WHAT IS NEEDED:
Transcribe each entry below exactly. Pictures do not go in the copy.

(Items listed in a dataset)
________
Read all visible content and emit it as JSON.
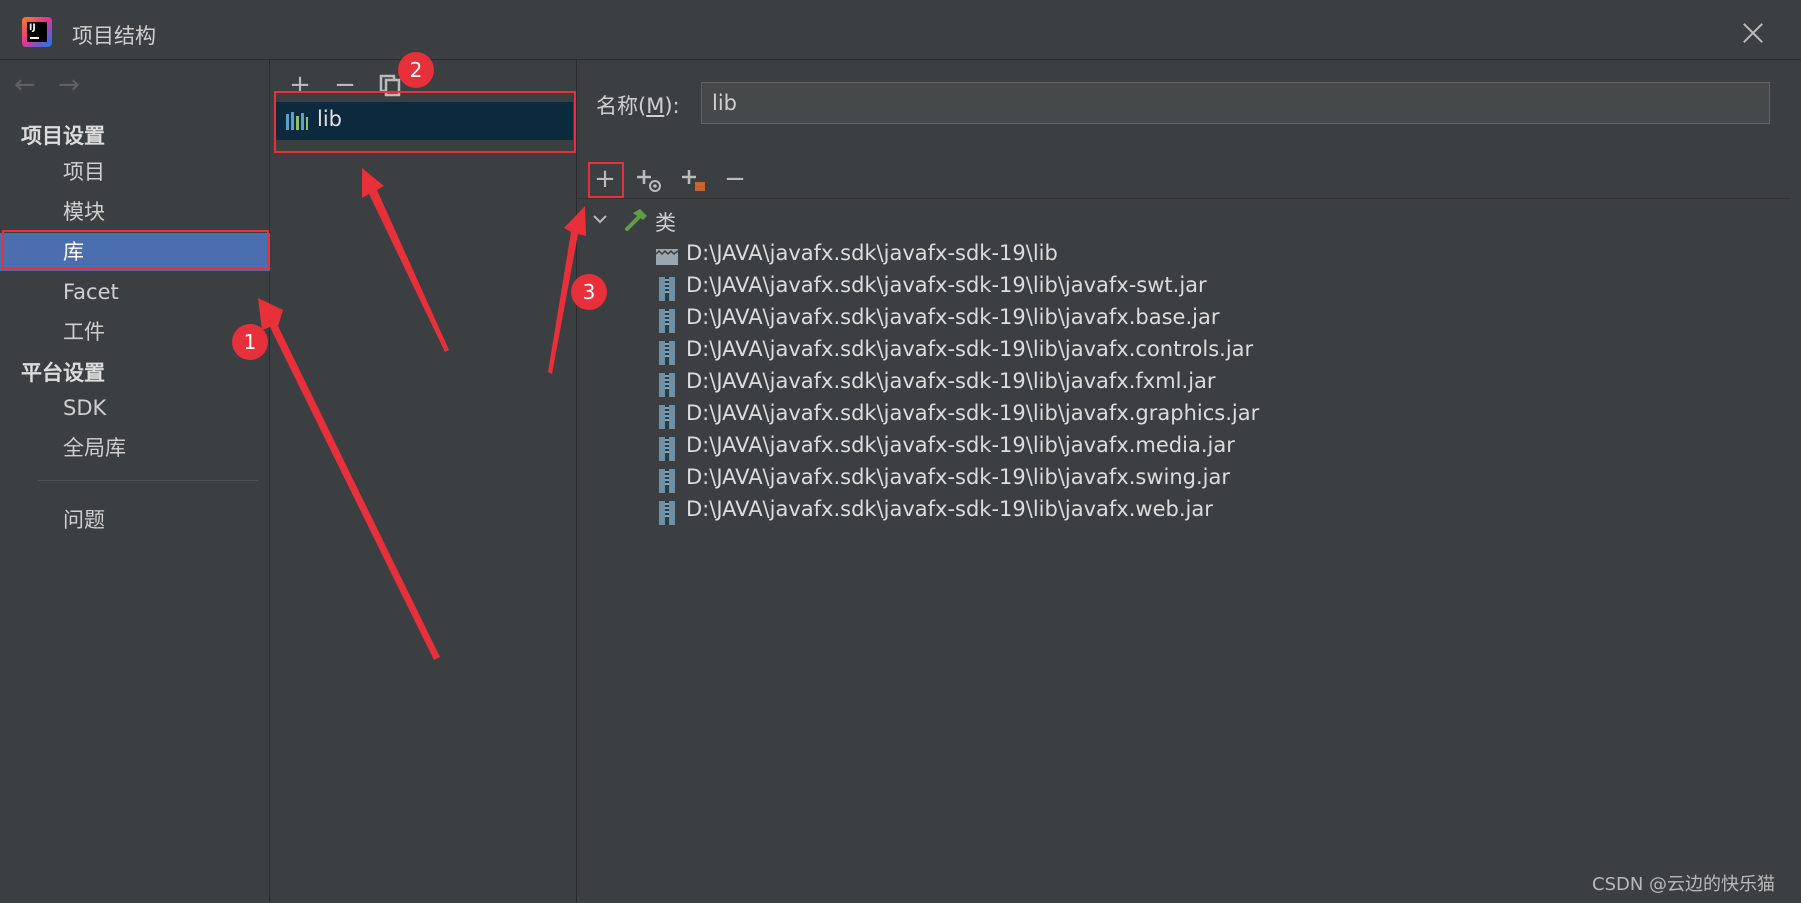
{
  "window": {
    "title": "项目结构",
    "app_icon_text": "IJ"
  },
  "sidebar": {
    "nav_back": "←",
    "nav_forward": "→",
    "project_settings_header": "项目设置",
    "items": [
      {
        "label": "项目"
      },
      {
        "label": "模块"
      },
      {
        "label": "库",
        "selected": true
      },
      {
        "label": "Facet"
      },
      {
        "label": "工件"
      }
    ],
    "platform_settings_header": "平台设置",
    "platform_items": [
      {
        "label": "SDK"
      },
      {
        "label": "全局库"
      }
    ],
    "problems_label": "问题"
  },
  "libraries": {
    "toolbar": {
      "add": "+",
      "remove": "−"
    },
    "items": [
      {
        "label": "lib",
        "selected": true
      }
    ]
  },
  "details": {
    "name_label_prefix": "名称(",
    "name_label_mnemonic": "M",
    "name_label_suffix": "):",
    "name_value": "lib",
    "toolbar": {
      "add": "+",
      "remove": "−"
    },
    "classes_label": "类",
    "paths": [
      "D:\\JAVA\\javafx.sdk\\javafx-sdk-19\\lib",
      "D:\\JAVA\\javafx.sdk\\javafx-sdk-19\\lib\\javafx-swt.jar",
      "D:\\JAVA\\javafx.sdk\\javafx-sdk-19\\lib\\javafx.base.jar",
      "D:\\JAVA\\javafx.sdk\\javafx-sdk-19\\lib\\javafx.controls.jar",
      "D:\\JAVA\\javafx.sdk\\javafx-sdk-19\\lib\\javafx.fxml.jar",
      "D:\\JAVA\\javafx.sdk\\javafx-sdk-19\\lib\\javafx.graphics.jar",
      "D:\\JAVA\\javafx.sdk\\javafx-sdk-19\\lib\\javafx.media.jar",
      "D:\\JAVA\\javafx.sdk\\javafx-sdk-19\\lib\\javafx.swing.jar",
      "D:\\JAVA\\javafx.sdk\\javafx-sdk-19\\lib\\javafx.web.jar"
    ]
  },
  "annotations": {
    "badges": [
      "1",
      "2",
      "3"
    ],
    "color": "#e8303a"
  },
  "watermark": "CSDN @云边的快乐猫",
  "colors": {
    "background": "#3c3f41",
    "selection": "#4b6eaf",
    "lib_selection": "#0d293e",
    "annotation": "#e8303a"
  }
}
________
COMPLETE ANSWER:
Read all visible content and emit it as JSON.
{
  "window": {
    "title": "项目结构",
    "app_icon_text": "IJ"
  },
  "sidebar": {
    "nav_back": "←",
    "nav_forward": "→",
    "project_settings_header": "项目设置",
    "items": [
      {
        "label": "项目"
      },
      {
        "label": "模块"
      },
      {
        "label": "库",
        "selected": true
      },
      {
        "label": "Facet"
      },
      {
        "label": "工件"
      }
    ],
    "platform_settings_header": "平台设置",
    "platform_items": [
      {
        "label": "SDK"
      },
      {
        "label": "全局库"
      }
    ],
    "problems_label": "问题"
  },
  "libraries": {
    "toolbar": {
      "add": "+",
      "remove": "−"
    },
    "items": [
      {
        "label": "lib",
        "selected": true
      }
    ]
  },
  "details": {
    "name_label_prefix": "名称(",
    "name_label_mnemonic": "M",
    "name_label_suffix": "):",
    "name_value": "lib",
    "toolbar": {
      "add": "+",
      "remove": "−"
    },
    "classes_label": "类",
    "paths": [
      "D:\\JAVA\\javafx.sdk\\javafx-sdk-19\\lib",
      "D:\\JAVA\\javafx.sdk\\javafx-sdk-19\\lib\\javafx-swt.jar",
      "D:\\JAVA\\javafx.sdk\\javafx-sdk-19\\lib\\javafx.base.jar",
      "D:\\JAVA\\javafx.sdk\\javafx-sdk-19\\lib\\javafx.controls.jar",
      "D:\\JAVA\\javafx.sdk\\javafx-sdk-19\\lib\\javafx.fxml.jar",
      "D:\\JAVA\\javafx.sdk\\javafx-sdk-19\\lib\\javafx.graphics.jar",
      "D:\\JAVA\\javafx.sdk\\javafx-sdk-19\\lib\\javafx.media.jar",
      "D:\\JAVA\\javafx.sdk\\javafx-sdk-19\\lib\\javafx.swing.jar",
      "D:\\JAVA\\javafx.sdk\\javafx-sdk-19\\lib\\javafx.web.jar"
    ]
  },
  "annotations": {
    "badges": [
      "1",
      "2",
      "3"
    ],
    "color": "#e8303a"
  },
  "watermark": "CSDN @云边的快乐猫",
  "colors": {
    "background": "#3c3f41",
    "selection": "#4b6eaf",
    "lib_selection": "#0d293e",
    "annotation": "#e8303a"
  }
}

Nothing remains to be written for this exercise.